■ **Dataset records**:
** Begin **

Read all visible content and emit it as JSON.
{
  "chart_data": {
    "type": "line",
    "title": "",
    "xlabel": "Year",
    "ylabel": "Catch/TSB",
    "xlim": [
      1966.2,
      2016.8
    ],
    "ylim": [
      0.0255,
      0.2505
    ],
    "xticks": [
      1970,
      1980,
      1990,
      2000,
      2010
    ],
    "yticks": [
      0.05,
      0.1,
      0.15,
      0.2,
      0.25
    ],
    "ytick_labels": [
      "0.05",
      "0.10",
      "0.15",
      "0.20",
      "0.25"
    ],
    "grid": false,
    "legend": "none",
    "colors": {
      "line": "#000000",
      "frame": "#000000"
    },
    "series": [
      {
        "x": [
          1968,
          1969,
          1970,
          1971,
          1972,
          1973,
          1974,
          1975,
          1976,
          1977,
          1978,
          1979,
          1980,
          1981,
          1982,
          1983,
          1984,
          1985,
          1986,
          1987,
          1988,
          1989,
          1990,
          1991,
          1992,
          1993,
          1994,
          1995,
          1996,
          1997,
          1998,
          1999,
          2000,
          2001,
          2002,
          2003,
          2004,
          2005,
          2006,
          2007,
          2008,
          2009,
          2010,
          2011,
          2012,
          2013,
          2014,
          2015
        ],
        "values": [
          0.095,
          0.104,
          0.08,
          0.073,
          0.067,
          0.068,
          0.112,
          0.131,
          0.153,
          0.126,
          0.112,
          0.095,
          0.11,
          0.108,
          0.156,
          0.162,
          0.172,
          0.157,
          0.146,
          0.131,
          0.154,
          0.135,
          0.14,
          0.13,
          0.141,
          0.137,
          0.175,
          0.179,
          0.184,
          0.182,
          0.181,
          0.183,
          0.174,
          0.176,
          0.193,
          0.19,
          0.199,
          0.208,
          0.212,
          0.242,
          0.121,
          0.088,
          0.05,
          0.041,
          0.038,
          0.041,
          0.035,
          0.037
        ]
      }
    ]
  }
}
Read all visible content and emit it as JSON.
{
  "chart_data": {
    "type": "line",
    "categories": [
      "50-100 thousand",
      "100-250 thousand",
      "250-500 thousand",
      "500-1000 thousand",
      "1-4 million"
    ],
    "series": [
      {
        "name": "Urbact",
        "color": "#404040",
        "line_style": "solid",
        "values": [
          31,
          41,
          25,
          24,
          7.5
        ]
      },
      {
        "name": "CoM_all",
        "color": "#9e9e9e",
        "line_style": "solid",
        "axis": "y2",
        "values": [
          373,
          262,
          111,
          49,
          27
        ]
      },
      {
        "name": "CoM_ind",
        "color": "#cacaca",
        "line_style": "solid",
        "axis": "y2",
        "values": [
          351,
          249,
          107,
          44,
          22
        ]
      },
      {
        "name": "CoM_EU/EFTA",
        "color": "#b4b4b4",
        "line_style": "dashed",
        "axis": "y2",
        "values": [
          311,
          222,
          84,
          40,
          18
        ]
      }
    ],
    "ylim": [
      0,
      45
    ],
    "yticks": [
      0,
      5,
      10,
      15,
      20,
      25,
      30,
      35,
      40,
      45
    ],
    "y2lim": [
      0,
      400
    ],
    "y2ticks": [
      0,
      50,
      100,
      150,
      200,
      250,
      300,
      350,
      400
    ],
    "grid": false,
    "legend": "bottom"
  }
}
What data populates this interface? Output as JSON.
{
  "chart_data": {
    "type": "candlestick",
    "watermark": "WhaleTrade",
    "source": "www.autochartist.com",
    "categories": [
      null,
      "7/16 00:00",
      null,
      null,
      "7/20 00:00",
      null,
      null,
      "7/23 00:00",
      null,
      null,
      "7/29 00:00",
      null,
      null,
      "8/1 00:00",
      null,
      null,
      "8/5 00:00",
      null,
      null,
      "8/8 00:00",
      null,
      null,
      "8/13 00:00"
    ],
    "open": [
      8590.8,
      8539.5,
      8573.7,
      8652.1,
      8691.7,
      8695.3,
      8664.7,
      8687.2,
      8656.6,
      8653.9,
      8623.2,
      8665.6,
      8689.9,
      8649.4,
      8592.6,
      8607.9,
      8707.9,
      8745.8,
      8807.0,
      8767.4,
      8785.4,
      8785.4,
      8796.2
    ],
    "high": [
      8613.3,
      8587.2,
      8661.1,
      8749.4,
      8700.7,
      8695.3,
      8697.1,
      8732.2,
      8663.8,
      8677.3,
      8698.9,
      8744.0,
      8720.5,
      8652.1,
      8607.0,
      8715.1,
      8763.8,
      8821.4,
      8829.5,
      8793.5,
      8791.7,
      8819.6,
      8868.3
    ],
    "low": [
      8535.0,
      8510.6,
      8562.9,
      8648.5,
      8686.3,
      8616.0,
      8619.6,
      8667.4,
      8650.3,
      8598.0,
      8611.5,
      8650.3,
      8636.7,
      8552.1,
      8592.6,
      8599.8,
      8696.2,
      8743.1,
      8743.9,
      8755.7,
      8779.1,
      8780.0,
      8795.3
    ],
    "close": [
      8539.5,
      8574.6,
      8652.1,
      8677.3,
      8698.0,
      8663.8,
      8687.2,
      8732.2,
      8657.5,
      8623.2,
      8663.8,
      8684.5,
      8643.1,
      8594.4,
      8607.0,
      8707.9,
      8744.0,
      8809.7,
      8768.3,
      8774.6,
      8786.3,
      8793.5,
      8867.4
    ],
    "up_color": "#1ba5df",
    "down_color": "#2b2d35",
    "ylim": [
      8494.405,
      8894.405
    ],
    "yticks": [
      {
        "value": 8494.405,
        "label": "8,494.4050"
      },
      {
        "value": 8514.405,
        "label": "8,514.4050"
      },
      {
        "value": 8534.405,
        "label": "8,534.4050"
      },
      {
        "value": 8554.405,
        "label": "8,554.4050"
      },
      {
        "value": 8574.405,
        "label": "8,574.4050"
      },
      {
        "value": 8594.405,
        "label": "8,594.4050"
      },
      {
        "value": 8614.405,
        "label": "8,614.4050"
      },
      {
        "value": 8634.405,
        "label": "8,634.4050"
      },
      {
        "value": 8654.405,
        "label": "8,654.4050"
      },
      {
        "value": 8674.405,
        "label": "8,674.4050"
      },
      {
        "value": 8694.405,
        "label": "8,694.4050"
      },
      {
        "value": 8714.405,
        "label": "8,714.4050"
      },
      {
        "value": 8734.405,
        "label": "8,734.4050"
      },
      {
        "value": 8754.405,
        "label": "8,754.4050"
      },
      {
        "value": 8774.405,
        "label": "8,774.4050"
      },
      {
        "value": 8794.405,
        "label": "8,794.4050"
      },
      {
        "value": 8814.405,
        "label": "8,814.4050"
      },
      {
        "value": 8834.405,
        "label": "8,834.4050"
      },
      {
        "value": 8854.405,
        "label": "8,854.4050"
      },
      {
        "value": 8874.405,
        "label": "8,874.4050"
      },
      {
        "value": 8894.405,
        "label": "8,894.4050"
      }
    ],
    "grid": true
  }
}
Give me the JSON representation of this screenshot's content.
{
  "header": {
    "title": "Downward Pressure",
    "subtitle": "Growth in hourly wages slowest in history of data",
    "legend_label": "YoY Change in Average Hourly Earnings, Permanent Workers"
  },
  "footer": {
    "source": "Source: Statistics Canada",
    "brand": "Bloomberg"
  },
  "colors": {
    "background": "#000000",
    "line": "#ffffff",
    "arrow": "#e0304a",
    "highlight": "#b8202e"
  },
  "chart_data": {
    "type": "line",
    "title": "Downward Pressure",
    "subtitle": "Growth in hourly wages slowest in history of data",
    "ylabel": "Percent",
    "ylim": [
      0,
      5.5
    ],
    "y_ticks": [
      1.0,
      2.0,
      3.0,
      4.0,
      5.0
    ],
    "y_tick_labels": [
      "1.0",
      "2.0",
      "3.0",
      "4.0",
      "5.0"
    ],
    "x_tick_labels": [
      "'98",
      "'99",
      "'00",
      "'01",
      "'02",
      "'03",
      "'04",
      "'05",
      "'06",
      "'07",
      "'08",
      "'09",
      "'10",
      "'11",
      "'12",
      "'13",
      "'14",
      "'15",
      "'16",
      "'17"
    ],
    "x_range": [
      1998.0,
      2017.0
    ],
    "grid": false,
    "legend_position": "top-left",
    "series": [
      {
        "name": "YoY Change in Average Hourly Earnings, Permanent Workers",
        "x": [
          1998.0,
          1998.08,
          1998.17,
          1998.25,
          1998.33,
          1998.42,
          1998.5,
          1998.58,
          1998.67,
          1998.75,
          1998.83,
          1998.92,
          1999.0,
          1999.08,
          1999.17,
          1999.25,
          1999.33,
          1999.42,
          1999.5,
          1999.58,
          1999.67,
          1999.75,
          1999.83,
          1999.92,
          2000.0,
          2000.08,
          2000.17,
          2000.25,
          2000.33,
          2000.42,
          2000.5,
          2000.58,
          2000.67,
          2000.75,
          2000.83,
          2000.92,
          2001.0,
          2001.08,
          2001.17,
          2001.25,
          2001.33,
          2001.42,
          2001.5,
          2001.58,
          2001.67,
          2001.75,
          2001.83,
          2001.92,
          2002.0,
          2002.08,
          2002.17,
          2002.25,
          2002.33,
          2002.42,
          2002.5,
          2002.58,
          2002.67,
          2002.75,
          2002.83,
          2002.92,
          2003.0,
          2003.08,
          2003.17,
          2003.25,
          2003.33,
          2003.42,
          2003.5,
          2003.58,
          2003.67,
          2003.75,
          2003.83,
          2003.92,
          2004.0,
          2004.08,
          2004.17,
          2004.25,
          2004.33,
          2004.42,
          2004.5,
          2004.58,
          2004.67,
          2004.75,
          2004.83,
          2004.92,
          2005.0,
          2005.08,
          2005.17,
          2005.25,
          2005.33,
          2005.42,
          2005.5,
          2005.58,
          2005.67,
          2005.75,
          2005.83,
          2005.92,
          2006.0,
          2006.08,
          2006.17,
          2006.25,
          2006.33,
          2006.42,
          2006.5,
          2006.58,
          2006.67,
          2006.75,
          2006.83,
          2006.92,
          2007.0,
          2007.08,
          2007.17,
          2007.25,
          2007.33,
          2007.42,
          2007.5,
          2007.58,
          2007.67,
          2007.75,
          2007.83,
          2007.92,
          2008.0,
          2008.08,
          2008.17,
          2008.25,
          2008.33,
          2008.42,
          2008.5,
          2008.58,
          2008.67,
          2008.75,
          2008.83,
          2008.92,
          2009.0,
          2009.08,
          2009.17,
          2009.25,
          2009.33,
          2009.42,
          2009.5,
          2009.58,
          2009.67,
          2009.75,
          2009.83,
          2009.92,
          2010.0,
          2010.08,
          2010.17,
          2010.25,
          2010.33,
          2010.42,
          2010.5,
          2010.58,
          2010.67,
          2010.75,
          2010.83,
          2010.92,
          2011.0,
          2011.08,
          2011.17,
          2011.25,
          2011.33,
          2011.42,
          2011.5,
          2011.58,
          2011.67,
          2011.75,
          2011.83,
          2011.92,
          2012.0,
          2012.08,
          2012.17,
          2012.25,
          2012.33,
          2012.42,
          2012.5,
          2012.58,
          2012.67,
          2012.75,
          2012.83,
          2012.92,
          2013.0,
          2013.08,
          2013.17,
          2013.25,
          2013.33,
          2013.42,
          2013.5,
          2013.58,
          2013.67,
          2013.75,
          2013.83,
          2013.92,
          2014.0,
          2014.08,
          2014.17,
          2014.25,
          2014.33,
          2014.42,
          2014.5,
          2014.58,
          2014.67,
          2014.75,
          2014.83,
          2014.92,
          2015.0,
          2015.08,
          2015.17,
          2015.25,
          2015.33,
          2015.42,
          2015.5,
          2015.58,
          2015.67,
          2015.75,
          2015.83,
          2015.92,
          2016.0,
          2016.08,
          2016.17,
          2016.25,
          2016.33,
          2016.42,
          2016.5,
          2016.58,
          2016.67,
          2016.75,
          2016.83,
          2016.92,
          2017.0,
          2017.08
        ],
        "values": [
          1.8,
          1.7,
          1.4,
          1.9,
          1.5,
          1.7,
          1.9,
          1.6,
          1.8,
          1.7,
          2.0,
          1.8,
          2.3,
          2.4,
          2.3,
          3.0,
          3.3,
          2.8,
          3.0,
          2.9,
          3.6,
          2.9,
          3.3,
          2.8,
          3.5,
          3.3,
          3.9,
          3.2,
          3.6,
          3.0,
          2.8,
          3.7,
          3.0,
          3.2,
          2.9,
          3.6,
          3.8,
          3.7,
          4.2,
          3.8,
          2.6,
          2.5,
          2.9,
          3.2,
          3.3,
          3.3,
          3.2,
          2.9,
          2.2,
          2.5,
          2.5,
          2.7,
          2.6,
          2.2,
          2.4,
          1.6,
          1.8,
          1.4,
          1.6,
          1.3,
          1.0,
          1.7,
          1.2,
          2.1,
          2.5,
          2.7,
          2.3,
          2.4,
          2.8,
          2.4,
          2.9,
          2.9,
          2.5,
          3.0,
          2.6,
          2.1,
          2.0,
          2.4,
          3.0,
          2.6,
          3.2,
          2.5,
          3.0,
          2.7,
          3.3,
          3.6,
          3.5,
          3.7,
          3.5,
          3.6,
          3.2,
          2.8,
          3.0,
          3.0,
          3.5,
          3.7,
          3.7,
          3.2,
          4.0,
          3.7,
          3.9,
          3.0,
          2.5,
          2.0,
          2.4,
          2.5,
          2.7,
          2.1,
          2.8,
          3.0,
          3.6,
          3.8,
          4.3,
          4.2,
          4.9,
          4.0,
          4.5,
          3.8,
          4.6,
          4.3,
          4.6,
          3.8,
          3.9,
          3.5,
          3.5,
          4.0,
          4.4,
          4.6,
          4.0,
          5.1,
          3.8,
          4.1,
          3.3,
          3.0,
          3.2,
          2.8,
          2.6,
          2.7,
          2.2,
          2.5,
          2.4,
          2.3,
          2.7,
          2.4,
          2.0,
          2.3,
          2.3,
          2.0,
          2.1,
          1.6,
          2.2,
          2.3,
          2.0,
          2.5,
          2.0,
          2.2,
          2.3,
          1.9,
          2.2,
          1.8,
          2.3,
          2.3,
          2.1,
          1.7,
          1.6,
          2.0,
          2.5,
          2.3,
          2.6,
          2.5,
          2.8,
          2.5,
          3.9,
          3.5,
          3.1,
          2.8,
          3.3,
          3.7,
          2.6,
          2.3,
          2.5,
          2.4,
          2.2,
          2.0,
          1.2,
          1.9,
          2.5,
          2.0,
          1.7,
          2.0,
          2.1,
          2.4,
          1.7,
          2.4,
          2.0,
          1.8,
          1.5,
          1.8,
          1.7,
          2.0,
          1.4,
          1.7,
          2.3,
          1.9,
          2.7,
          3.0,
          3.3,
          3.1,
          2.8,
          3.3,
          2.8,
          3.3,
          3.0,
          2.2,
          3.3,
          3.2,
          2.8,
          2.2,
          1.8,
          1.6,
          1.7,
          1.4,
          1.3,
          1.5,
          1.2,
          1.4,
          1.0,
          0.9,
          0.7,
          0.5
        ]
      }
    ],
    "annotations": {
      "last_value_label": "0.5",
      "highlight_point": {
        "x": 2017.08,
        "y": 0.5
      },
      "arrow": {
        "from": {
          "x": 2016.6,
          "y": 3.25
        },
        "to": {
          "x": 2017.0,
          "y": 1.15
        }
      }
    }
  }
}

** End **

■ **TASK GOAL**:
Gather from the entries above all lines that include the string "this".

■ **WRITTEN ANSWER**:
What data populates this interface? Output as JSON.
Give me the JSON representation of this screenshot's content.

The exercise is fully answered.